* **Extracted information**
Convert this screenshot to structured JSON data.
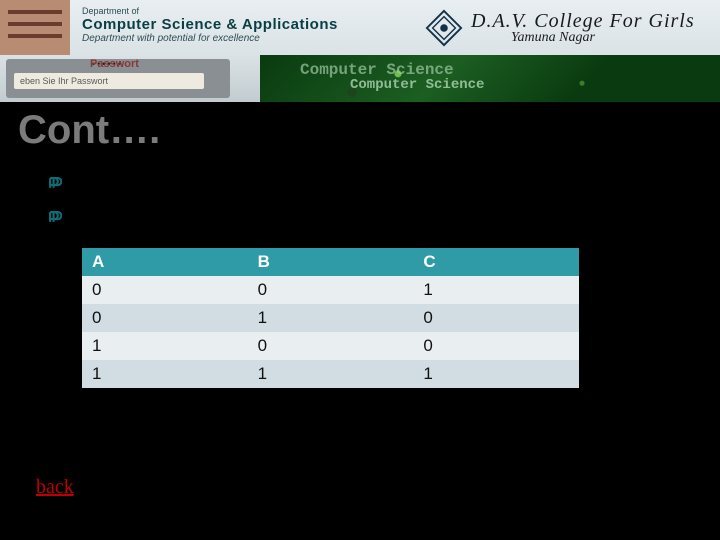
{
  "banner": {
    "dept_small": "Department of",
    "dept_main": "Computer Science & Applications",
    "dept_sub": "Department with potential for excellence",
    "college_main": "D.A.V. College For Girls",
    "college_sub": "Yamuna Nagar",
    "pw_label": "Passwort",
    "pw_hint": "eben Sie Ihr Passwort",
    "pcb_text1": "Computer Science",
    "pcb_text2": "Computer Science"
  },
  "title": "Cont….",
  "table": {
    "headers": [
      "A",
      "B",
      "C"
    ],
    "rows": [
      [
        "0",
        "0",
        "1"
      ],
      [
        "0",
        "1",
        "0"
      ],
      [
        "1",
        "0",
        "0"
      ],
      [
        "1",
        "1",
        "1"
      ]
    ]
  },
  "back_link": "back",
  "chart_data": {
    "type": "table",
    "title": "Cont….",
    "headers": [
      "A",
      "B",
      "C"
    ],
    "rows": [
      [
        0,
        0,
        1
      ],
      [
        0,
        1,
        0
      ],
      [
        1,
        0,
        0
      ],
      [
        1,
        1,
        1
      ]
    ]
  }
}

* **Task requirements**
Could you repeat all of the material exactly? Pictures should not be copied.

* **Solved problem**
Convert this screenshot to structured JSON data.
{
  "banner": {
    "dept_small": "Department of",
    "dept_main": "Computer Science & Applications",
    "dept_sub": "Department with potential for excellence",
    "college_main": "D.A.V. College For Girls",
    "college_sub": "Yamuna Nagar",
    "pw_label": "Passwort",
    "pw_hint": "eben Sie Ihr Passwort",
    "pcb_text1": "Computer Science",
    "pcb_text2": "Computer Science"
  },
  "title": "Cont….",
  "table": {
    "headers": [
      "A",
      "B",
      "C"
    ],
    "rows": [
      [
        "0",
        "0",
        "1"
      ],
      [
        "0",
        "1",
        "0"
      ],
      [
        "1",
        "0",
        "0"
      ],
      [
        "1",
        "1",
        "1"
      ]
    ]
  },
  "back_link": "back",
  "chart_data": {
    "type": "table",
    "title": "Cont….",
    "headers": [
      "A",
      "B",
      "C"
    ],
    "rows": [
      [
        0,
        0,
        1
      ],
      [
        0,
        1,
        0
      ],
      [
        1,
        0,
        0
      ],
      [
        1,
        1,
        1
      ]
    ]
  }
}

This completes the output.